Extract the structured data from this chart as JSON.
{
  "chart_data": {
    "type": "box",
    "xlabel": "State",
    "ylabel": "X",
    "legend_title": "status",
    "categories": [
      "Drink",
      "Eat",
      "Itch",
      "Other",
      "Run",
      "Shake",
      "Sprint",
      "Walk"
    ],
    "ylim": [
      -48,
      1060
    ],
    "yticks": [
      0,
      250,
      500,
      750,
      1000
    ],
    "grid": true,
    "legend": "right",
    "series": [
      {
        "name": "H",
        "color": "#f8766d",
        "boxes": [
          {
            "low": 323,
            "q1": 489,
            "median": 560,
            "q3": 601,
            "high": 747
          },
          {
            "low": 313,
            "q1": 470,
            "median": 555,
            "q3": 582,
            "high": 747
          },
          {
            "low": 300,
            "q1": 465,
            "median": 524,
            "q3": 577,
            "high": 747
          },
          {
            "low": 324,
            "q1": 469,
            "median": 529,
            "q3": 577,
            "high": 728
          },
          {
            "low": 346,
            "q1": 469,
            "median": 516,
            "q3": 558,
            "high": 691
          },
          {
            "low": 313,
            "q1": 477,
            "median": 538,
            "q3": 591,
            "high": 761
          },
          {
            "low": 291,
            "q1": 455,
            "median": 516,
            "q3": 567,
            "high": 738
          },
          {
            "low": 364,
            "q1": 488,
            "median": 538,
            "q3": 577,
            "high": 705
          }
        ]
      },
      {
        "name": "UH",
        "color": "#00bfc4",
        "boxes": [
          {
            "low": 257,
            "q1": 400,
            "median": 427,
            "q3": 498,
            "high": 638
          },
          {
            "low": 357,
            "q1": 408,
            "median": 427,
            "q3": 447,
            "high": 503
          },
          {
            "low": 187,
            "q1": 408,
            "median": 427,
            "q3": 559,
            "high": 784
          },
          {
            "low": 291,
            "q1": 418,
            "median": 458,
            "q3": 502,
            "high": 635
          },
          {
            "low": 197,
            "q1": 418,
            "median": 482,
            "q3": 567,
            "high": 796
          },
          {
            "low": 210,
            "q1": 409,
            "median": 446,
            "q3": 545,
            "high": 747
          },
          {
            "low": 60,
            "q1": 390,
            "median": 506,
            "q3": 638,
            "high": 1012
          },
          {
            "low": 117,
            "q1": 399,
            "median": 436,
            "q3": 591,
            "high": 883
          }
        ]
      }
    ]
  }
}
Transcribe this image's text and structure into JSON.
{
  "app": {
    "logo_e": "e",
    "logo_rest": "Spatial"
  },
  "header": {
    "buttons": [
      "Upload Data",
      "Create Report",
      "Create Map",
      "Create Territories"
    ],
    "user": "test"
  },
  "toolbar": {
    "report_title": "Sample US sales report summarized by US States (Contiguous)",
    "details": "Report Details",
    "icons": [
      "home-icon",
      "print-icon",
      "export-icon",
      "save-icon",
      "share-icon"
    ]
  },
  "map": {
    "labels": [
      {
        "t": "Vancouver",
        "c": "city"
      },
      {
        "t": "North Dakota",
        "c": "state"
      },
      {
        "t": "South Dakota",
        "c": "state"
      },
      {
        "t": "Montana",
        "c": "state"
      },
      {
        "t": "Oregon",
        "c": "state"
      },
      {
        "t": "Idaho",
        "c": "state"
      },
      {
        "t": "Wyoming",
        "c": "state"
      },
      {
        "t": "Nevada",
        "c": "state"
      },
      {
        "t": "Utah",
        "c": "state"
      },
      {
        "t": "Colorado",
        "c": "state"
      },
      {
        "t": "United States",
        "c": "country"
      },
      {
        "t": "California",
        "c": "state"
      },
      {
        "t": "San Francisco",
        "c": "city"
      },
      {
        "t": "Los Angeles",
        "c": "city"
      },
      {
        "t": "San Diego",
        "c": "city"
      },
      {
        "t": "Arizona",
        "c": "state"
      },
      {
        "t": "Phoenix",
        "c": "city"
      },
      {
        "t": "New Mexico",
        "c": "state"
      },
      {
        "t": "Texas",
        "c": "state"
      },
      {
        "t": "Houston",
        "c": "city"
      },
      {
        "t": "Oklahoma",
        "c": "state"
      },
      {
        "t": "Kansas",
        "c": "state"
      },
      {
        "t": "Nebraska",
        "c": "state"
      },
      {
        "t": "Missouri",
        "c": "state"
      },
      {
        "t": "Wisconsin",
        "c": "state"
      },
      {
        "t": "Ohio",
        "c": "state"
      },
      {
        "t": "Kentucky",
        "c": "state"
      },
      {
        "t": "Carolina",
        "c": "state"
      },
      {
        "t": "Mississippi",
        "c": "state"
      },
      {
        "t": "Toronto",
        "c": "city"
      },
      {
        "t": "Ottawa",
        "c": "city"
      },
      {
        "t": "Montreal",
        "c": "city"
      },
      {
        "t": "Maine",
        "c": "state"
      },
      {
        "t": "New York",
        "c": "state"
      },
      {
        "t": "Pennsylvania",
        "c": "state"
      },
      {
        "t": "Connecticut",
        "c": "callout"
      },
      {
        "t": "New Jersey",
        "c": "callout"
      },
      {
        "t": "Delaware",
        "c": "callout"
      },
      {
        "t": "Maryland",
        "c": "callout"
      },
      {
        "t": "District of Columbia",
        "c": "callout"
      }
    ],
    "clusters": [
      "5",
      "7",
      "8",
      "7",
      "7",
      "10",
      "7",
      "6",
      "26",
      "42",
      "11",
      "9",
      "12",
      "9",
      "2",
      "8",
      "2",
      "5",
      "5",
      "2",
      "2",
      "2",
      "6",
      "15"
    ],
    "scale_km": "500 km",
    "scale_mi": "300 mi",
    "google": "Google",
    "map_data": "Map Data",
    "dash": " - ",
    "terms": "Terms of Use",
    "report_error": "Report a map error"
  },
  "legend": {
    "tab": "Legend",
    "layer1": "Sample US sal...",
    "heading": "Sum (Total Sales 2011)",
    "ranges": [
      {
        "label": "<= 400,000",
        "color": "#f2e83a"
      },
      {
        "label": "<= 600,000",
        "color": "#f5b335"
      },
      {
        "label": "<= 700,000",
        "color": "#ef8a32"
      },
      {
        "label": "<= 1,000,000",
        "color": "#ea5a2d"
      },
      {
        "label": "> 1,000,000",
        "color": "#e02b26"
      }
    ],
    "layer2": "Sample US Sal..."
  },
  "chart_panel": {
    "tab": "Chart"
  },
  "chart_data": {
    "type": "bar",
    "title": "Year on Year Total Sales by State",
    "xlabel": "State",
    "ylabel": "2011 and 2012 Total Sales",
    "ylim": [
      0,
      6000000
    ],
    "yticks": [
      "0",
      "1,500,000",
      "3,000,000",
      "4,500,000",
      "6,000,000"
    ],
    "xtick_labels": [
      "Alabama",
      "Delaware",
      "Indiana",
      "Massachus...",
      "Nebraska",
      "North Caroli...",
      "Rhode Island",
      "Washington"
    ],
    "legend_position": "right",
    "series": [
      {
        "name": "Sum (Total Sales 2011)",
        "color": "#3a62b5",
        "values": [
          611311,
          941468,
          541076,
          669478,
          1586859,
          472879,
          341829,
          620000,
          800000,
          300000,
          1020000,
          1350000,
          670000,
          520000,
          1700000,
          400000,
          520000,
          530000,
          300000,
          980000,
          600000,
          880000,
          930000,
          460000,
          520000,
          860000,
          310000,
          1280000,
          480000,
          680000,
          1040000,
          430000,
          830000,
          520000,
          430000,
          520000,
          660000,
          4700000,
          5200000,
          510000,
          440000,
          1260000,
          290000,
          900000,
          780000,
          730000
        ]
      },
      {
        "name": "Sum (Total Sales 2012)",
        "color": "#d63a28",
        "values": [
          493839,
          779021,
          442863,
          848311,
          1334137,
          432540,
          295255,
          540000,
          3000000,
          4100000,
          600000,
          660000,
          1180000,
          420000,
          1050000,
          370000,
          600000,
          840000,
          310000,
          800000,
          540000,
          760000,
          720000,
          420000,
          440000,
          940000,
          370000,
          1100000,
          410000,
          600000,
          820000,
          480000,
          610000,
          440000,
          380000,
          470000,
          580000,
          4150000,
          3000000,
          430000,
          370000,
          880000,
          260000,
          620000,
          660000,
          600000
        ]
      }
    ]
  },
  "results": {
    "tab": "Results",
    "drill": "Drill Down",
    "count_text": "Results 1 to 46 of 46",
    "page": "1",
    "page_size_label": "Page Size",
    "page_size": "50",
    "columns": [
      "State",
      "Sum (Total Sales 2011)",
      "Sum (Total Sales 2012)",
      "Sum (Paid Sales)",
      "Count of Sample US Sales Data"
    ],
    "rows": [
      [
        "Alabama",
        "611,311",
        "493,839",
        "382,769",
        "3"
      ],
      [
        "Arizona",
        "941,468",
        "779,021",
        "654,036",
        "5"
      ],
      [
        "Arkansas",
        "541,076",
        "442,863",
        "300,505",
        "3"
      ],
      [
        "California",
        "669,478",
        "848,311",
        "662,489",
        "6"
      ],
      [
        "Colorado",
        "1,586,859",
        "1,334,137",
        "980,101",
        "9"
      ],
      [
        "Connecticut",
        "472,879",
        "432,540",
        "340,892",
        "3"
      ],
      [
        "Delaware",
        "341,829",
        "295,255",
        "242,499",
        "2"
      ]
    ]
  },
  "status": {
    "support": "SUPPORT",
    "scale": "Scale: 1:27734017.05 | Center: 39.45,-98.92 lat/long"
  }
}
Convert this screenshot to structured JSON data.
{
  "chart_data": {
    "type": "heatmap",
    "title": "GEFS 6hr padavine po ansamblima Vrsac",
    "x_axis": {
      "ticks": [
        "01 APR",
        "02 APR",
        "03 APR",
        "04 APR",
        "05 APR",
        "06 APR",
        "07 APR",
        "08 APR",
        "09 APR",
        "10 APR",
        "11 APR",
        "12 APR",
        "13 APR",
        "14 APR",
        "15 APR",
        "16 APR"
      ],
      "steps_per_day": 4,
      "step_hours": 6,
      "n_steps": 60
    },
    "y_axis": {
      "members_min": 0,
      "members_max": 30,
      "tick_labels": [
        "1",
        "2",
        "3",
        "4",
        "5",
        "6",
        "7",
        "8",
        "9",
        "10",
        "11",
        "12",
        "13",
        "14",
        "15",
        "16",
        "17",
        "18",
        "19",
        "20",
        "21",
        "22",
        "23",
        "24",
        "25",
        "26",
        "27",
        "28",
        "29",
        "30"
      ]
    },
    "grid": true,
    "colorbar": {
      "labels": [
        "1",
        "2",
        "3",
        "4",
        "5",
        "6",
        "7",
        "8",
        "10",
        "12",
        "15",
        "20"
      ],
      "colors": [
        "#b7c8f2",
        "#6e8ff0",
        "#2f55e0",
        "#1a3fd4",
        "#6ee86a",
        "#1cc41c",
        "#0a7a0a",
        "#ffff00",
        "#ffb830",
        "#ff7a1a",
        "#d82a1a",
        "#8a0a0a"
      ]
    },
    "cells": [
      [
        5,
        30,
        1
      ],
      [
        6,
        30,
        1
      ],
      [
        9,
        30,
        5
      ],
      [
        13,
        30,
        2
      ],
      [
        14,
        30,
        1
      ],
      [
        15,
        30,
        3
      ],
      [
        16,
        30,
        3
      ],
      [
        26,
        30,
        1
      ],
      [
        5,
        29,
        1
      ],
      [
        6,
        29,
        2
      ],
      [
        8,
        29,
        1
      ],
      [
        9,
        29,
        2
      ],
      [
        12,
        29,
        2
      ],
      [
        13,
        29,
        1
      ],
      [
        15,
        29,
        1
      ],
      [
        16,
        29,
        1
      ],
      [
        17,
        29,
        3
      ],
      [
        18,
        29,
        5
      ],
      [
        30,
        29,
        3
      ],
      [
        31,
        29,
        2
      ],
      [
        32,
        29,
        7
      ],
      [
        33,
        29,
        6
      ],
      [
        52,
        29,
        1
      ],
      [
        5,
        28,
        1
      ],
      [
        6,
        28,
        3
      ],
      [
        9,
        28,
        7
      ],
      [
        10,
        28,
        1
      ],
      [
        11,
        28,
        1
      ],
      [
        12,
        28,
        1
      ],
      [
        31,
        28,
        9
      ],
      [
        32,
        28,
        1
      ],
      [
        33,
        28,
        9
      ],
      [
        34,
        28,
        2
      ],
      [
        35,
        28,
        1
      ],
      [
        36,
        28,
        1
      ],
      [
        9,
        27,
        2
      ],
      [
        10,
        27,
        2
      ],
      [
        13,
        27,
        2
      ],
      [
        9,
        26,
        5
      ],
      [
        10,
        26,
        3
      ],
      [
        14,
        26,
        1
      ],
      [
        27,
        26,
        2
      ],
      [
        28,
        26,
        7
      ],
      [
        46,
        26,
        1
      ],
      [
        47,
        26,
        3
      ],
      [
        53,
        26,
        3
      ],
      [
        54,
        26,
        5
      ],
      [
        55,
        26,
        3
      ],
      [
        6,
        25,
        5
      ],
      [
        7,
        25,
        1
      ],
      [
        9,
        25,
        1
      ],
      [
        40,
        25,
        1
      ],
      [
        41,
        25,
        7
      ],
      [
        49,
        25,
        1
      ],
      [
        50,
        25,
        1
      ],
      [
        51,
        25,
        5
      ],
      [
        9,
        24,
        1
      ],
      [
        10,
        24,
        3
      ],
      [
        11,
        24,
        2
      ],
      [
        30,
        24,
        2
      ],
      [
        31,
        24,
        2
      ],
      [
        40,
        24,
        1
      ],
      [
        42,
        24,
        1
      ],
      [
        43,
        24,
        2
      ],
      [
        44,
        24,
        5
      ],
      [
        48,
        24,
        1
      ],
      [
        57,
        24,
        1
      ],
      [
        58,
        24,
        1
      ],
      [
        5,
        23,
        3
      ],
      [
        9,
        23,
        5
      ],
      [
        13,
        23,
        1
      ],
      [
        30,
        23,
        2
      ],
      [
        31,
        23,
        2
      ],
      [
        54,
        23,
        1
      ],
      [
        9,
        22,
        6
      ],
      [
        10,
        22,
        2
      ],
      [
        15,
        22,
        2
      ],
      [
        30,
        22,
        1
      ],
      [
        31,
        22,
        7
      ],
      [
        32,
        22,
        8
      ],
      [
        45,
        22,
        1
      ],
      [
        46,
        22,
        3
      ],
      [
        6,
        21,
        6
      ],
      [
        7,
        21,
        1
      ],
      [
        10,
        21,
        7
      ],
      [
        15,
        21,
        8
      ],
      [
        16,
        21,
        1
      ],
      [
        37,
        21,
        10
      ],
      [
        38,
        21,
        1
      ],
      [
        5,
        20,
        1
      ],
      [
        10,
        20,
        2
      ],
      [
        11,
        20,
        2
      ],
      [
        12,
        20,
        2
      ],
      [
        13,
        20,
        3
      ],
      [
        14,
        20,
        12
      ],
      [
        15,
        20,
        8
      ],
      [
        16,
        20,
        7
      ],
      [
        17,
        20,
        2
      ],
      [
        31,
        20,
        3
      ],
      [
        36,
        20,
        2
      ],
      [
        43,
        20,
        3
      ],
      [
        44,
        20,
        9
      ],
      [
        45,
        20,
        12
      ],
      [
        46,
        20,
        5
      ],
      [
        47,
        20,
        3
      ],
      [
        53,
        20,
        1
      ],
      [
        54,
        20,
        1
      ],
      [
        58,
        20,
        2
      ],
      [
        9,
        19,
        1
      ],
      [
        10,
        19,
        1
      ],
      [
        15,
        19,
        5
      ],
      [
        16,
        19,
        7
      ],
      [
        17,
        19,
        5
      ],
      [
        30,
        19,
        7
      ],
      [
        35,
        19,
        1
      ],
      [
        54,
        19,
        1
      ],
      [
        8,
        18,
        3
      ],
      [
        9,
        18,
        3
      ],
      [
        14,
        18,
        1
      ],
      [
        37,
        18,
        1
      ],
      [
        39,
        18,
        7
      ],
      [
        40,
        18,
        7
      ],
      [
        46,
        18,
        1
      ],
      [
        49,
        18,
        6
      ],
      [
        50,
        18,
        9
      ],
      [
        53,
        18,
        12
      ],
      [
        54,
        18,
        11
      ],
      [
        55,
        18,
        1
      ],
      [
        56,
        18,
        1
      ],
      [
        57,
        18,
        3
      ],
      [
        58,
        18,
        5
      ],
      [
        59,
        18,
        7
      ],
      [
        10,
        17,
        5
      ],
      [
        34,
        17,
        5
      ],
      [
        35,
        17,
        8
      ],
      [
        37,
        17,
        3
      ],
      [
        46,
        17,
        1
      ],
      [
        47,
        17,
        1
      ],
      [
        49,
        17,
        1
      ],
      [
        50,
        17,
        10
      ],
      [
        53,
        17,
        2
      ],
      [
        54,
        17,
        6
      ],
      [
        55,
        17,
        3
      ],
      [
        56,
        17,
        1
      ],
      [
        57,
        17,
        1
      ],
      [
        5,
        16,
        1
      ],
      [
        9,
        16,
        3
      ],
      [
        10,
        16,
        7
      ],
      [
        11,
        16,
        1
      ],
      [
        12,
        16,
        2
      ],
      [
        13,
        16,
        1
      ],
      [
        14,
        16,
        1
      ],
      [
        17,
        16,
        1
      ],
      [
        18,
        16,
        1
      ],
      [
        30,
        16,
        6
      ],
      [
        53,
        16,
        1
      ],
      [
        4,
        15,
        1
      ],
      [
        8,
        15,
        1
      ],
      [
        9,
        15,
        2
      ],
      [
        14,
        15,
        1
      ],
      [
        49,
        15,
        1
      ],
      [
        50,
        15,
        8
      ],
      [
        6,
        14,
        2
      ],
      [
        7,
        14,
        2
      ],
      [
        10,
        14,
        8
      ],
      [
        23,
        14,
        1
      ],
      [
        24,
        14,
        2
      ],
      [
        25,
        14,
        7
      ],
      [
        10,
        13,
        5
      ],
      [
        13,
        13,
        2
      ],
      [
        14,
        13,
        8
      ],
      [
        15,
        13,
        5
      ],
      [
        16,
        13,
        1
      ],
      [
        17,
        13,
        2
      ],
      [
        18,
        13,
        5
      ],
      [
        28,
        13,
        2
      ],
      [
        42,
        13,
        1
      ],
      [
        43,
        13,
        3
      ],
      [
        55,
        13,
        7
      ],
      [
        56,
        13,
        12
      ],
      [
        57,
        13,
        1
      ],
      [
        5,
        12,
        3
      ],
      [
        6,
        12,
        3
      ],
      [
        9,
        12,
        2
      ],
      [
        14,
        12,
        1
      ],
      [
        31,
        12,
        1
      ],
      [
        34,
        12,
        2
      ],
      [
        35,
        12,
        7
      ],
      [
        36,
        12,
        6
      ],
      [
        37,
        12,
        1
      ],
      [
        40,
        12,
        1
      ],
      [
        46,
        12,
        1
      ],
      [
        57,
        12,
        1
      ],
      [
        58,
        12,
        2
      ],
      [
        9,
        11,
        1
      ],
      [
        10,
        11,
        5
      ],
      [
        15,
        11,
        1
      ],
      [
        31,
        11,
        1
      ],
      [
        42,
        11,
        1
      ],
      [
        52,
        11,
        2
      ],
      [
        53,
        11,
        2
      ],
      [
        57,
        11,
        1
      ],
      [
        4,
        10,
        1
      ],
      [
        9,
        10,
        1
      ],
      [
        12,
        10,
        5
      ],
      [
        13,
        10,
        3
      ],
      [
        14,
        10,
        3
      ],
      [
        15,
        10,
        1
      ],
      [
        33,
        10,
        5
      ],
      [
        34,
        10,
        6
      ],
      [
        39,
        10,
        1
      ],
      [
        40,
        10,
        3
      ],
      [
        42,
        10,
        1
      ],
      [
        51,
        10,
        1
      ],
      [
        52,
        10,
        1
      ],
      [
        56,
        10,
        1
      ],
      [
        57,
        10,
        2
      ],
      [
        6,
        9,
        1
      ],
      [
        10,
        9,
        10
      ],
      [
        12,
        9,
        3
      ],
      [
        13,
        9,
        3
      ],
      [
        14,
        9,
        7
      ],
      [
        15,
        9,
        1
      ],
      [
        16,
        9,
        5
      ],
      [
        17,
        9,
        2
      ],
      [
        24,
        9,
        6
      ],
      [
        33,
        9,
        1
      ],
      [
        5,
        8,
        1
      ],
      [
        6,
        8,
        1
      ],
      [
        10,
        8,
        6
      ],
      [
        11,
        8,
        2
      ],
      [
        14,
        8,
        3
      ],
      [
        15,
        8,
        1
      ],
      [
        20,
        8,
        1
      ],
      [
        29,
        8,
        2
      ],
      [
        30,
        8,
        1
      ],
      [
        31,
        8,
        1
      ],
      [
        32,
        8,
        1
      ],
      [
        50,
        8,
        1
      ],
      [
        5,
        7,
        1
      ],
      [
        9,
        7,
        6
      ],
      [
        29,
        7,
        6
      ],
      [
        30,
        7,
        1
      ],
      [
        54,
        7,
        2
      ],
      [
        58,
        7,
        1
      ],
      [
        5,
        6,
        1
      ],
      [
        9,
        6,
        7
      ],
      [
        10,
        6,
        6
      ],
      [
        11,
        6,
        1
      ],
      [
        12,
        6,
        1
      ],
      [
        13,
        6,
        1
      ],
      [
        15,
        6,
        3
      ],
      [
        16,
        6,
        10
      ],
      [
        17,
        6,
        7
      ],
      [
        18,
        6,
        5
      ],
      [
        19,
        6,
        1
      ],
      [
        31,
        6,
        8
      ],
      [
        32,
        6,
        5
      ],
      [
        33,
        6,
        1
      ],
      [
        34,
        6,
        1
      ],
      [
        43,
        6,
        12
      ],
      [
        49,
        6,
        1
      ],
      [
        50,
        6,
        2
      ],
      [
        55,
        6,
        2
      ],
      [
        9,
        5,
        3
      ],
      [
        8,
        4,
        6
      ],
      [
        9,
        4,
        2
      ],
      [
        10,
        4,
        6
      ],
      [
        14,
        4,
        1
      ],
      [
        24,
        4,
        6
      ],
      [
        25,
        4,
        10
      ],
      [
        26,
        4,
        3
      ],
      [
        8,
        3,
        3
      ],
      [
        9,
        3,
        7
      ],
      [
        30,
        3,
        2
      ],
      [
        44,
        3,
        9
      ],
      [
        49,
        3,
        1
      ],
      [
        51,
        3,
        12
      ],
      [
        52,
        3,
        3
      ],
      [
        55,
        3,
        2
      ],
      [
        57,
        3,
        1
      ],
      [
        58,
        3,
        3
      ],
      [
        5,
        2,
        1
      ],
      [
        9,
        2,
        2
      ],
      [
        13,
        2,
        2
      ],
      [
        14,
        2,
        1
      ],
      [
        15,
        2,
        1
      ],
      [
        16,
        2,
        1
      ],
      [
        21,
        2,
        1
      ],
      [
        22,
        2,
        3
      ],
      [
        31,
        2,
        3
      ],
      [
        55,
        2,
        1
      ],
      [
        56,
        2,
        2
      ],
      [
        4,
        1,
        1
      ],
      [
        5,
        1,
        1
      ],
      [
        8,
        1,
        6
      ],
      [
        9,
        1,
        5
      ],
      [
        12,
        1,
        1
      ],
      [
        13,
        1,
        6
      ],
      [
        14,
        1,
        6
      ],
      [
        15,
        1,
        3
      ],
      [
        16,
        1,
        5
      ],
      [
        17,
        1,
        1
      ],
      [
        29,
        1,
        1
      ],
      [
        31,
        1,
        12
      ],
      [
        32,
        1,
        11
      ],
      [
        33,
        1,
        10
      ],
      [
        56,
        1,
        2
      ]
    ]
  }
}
###
# Instructions for the task:
Go through the listing above and locate each line that holds the word "this". Copy those lines.

# Exercise answer:
Extract the structured data from this chart as JSON.
Transcribe this image's text and structure into JSON.
Convert this screenshot to structured JSON data.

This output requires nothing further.